# Supplied text

— START —

This problem appears to be a regression caused—I'm not sure if in whole, or maybe just in part—by #15486, which added the dataset_kstats_rename function at issue here.


From perusing the surrounding source code a little bit (I'm not already familiar with it at all), it appears that whether dataset_kstats_t.dk_kstats contains a valid pointer is less of a guaranteed matter and more of a "maybe" sort of thing, depending on the specific timing (and therefore, perhaps whether dataset_kstats_create may have not actually been called yet, or whether dataset_kstats_destroy may have actually already been called, at the relevant time).

The cross-thread call chain for this kernel oops looks, I believe, something like this:

zfs_ioc_rename
dsl_dir_rename
dsl_dir_rename_sync
zvol_rename_minors
[dispatched as an ASYNCHRONOUS TASK to an entirely different thread (as ZVOL_ASYNC_RENAME_MINORS)]
zvol_task_cb
zvol_rename_minors_impl
zvol_os_rename_minor
dataset_kstats_rename

So we have userspace using an ioctl to ask for the zvol to be renamed. But then the actual renaming stuff itself occurs asynchronously, over in a zfs taskq kernel thread.

And the other relatively-similar functions right next to dataset_kstats_rename in the same code file (dataset_kstats_update_write_kstats, _read_kstats, _nunlinks_kstat, _nunlinked_kstat) all begin with:

if (dk->dk_kstats == NULL)
    return;

So it seems like dataset_kstats_rename should also probably be doing that same check and bailing out if dk_kstats is, in fact, a null pointer.

Now, I don't really know enough about the original intent from #15482 to know if that would be a proper fix, or if it might defeat some of the purpose of what was being done in #15486. (If dk_kstats is null, does that mean that the kstat dataset name doesn't need to be changed, because it wouldn't make any sense to? Or is that still something which would need to be done to accomplish what was intended there, just maybe with more appropriate timing or something? I'm not familiar enough with the kstat stuff that was the subject of the original issue to say. @asomers may have a better idea about this though.)

In any case, it seems like just adding that null pointer check to dataset_kstats_rename ought to work perfectly fine as a workaround that should prevent the kernel oops and at least prevent zvols from falling over and ceasing to work. (And I'm going to go ahead and do that as a local patch on top of 2.2.4, for the time being, for my own purposes.)

asomers commented 2 months ago

If this happens 100% of the time that you rename a zvol, it doesn't sound like a race to me. I think some more analysis is in order, like when does dataset_kstats_create get called? Could it be that it never gets called in your setup for some reason?

— END —

# Recorded information
— START —

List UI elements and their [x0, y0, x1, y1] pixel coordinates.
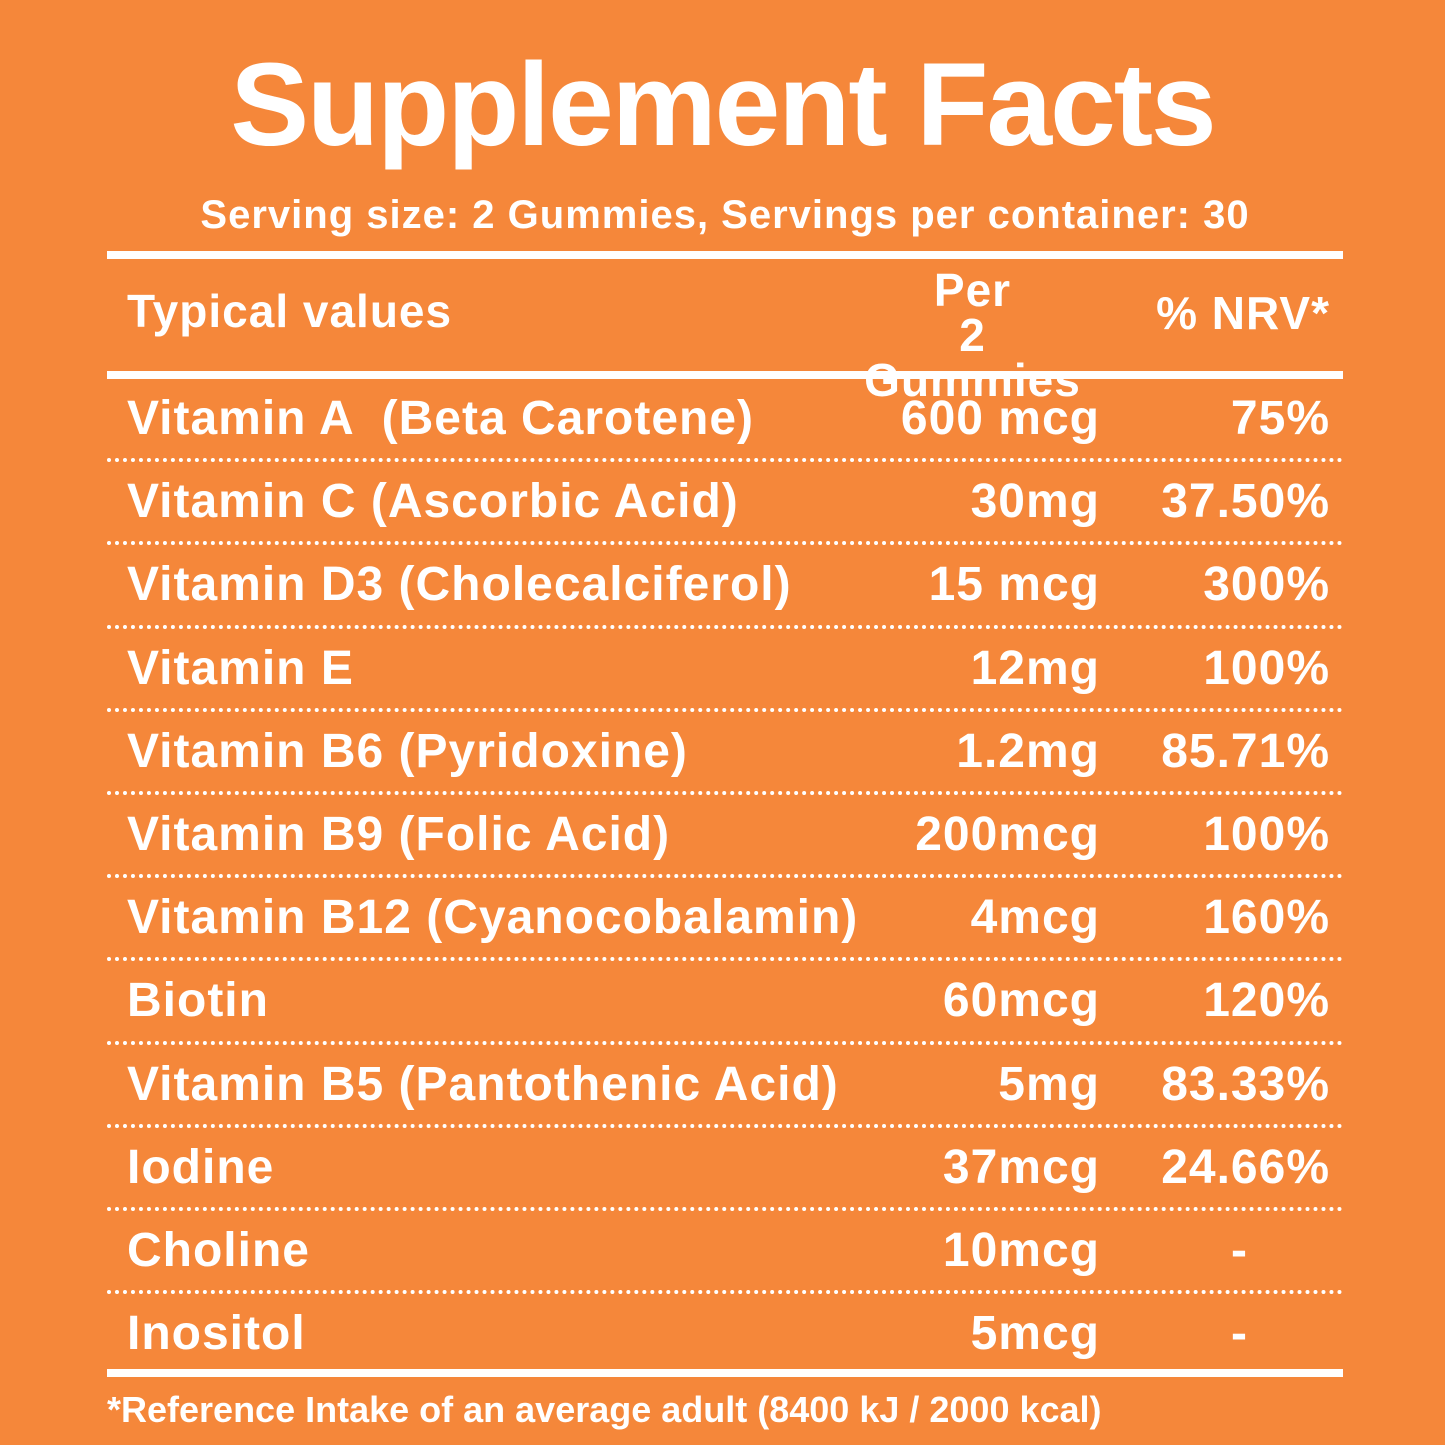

— END —

# Stated exercise
Reproduce the stretch from "So we have userspace" through "taskq kernel thread." in the zvol rename discussion above, word for word.

# Solved exercise
So we have userspace using an ioctl to ask for the zvol to be renamed. But then the actual renaming stuff itself occurs asynchronously, over in a zfs taskq kernel thread.